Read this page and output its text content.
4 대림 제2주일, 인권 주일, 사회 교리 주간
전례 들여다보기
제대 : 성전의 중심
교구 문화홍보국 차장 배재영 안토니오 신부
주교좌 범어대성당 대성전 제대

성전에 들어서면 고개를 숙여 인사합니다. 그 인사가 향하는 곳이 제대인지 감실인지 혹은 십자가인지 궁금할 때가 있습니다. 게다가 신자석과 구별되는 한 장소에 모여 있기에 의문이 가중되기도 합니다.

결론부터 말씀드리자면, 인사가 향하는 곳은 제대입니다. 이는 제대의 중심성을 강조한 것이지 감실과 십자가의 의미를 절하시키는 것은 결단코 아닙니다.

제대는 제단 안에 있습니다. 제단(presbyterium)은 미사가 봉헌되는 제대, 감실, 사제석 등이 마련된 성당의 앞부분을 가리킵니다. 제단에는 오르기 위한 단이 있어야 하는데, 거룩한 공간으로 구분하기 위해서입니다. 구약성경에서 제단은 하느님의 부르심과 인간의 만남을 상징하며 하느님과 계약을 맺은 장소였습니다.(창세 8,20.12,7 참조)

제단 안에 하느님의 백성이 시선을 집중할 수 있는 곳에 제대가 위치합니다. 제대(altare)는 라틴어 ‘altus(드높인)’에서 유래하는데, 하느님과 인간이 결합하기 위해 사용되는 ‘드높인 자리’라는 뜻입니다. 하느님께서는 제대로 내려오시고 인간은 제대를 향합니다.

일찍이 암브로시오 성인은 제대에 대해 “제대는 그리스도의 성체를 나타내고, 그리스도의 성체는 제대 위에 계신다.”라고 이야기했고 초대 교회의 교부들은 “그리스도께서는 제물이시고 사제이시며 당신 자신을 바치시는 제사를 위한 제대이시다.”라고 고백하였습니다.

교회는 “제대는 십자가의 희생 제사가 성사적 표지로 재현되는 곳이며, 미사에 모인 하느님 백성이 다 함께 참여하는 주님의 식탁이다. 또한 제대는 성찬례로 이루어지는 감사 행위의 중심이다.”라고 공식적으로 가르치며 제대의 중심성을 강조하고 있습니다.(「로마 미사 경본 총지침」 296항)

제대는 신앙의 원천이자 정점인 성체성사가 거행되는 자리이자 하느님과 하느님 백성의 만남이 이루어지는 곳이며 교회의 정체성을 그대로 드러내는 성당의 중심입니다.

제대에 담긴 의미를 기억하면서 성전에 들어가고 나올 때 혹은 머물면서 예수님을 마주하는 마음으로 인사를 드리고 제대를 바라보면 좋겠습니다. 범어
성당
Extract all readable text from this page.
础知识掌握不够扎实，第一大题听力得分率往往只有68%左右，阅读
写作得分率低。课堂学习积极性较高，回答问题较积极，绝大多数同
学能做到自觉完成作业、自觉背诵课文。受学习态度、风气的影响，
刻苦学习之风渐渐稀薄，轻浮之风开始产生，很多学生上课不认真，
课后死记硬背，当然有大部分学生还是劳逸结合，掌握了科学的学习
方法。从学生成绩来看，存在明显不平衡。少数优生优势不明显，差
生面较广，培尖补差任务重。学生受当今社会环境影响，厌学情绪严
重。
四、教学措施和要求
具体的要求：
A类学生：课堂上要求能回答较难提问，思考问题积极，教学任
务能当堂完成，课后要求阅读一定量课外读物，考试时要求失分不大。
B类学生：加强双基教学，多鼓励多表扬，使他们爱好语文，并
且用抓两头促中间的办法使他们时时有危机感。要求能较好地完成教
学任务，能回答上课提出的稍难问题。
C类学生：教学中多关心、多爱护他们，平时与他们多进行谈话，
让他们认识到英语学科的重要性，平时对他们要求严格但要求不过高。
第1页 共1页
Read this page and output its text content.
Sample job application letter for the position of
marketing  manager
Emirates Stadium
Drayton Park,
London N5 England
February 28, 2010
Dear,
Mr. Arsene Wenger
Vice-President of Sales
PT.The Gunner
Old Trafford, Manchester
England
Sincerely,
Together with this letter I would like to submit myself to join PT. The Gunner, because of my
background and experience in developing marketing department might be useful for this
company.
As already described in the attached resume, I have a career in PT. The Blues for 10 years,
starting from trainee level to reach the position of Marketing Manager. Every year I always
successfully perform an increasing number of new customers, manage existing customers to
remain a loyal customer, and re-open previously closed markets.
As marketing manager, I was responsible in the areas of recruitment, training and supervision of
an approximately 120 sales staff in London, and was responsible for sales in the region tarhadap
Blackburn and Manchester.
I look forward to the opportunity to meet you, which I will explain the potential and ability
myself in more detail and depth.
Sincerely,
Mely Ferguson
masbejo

--------------------------------

• [The problem]
Return the entries above exactly, each one complete.

• [Full response]
Read this page and output its text content.
4 대림 제2주일, 인권 주일, 사회 교리 주간
전례 들여다보기
제대 : 성전의 중심
교구 문화홍보국 차장 배재영 안토니오 신부
주교좌 범어대성당 대성전 제대

성전에 들어서면 고개를 숙여 인사합니다. 그 인사가 향하는 곳이 제대인지 감실인지 혹은 십자가인지 궁금할 때가 있습니다. 게다가 신자석과 구별되는 한 장소에 모여 있기에 의문이 가중되기도 합니다.

결론부터 말씀드리자면, 인사가 향하는 곳은 제대입니다. 이는 제대의 중심성을 강조한 것이지 감실과 십자가의 의미를 절하시키는 것은 결단코 아닙니다.

제대는 제단 안에 있습니다. 제단(presbyterium)은 미사가 봉헌되는 제대, 감실, 사제석 등이 마련된 성당의 앞부분을 가리킵니다. 제단에는 오르기 위한 단이 있어야 하는데, 거룩한 공간으로 구분하기 위해서입니다. 구약성경에서 제단은 하느님의 부르심과 인간의 만남을 상징하며 하느님과 계약을 맺은 장소였습니다.(창세 8,20.12,7 참조)

제단 안에 하느님의 백성이 시선을 집중할 수 있는 곳에 제대가 위치합니다. 제대(altare)는 라틴어 ‘altus(드높인)’에서 유래하는데, 하느님과 인간이 결합하기 위해 사용되는 ‘드높인 자리’라는 뜻입니다. 하느님께서는 제대로 내려오시고 인간은 제대를 향합니다.

일찍이 암브로시오 성인은 제대에 대해 “제대는 그리스도의 성체를 나타내고, 그리스도의 성체는 제대 위에 계신다.”라고 이야기했고 초대 교회의 교부들은 “그리스도께서는 제물이시고 사제이시며 당신 자신을 바치시는 제사를 위한 제대이시다.”라고 고백하였습니다.

교회는 “제대는 십자가의 희생 제사가 성사적 표지로 재현되는 곳이며, 미사에 모인 하느님 백성이 다 함께 참여하는 주님의 식탁이다. 또한 제대는 성찬례로 이루어지는 감사 행위의 중심이다.”라고 공식적으로 가르치며 제대의 중심성을 강조하고 있습니다.(「로마 미사 경본 총지침」 296항)

제대는 신앙의 원천이자 정점인 성체성사가 거행되는 자리이자 하느님과 하느님 백성의 만남이 이루어지는 곳이며 교회의 정체성을 그대로 드러내는 성당의 중심입니다.

제대에 담긴 의미를 기억하면서 성전에 들어가고 나올 때 혹은 머물면서 예수님을 마주하는 마음으로 인사를 드리고 제대를 바라보면 좋겠습니다. 범어
성당
Extract all readable text from this page.
础知识掌握不够扎实，第一大题听力得分率往往只有68%左右，阅读
写作得分率低。课堂学习积极性较高，回答问题较积极，绝大多数同
学能做到自觉完成作业、自觉背诵课文。受学习态度、风气的影响，
刻苦学习之风渐渐稀薄，轻浮之风开始产生，很多学生上课不认真，
课后死记硬背，当然有大部分学生还是劳逸结合，掌握了科学的学习
方法。从学生成绩来看，存在明显不平衡。少数优生优势不明显，差
生面较广，培尖补差任务重。学生受当今社会环境影响，厌学情绪严
重。
四、教学措施和要求
具体的要求：
A类学生：课堂上要求能回答较难提问，思考问题积极，教学任
务能当堂完成，课后要求阅读一定量课外读物，考试时要求失分不大。
B类学生：加强双基教学，多鼓励多表扬，使他们爱好语文，并
且用抓两头促中间的办法使他们时时有危机感。要求能较好地完成教
学任务，能回答上课提出的稍难问题。
C类学生：教学中多关心、多爱护他们，平时与他们多进行谈话，
让他们认识到英语学科的重要性，平时对他们要求严格但要求不过高。
第1页 共1页
Read this page and output its text content.
Sample job application letter for the position of
marketing  manager
Emirates Stadium
Drayton Park,
London N5 England
February 28, 2010
Dear,
Mr. Arsene Wenger
Vice-President of Sales
PT.The Gunner
Old Trafford, Manchester
England
Sincerely,
Together with this letter I would like to submit myself to join PT. The Gunner, because of my
background and experience in developing marketing department might be useful for this
company.
As already described in the attached resume, I have a career in PT. The Blues for 10 years,
starting from trainee level to reach the position of Marketing Manager. Every year I always
successfully perform an increasing number of new customers, manage existing customers to
remain a loyal customer, and re-open previously closed markets.
As marketing manager, I was responsible in the areas of recruitment, training and supervision of
an approximately 120 sales staff in London, and was responsible for sales in the region tarhadap
Blackburn and Manchester.
I look forward to the opportunity to meet you, which I will explain the potential and ability
myself in more detail and depth.
Sincerely,
Mely Ferguson
masbejo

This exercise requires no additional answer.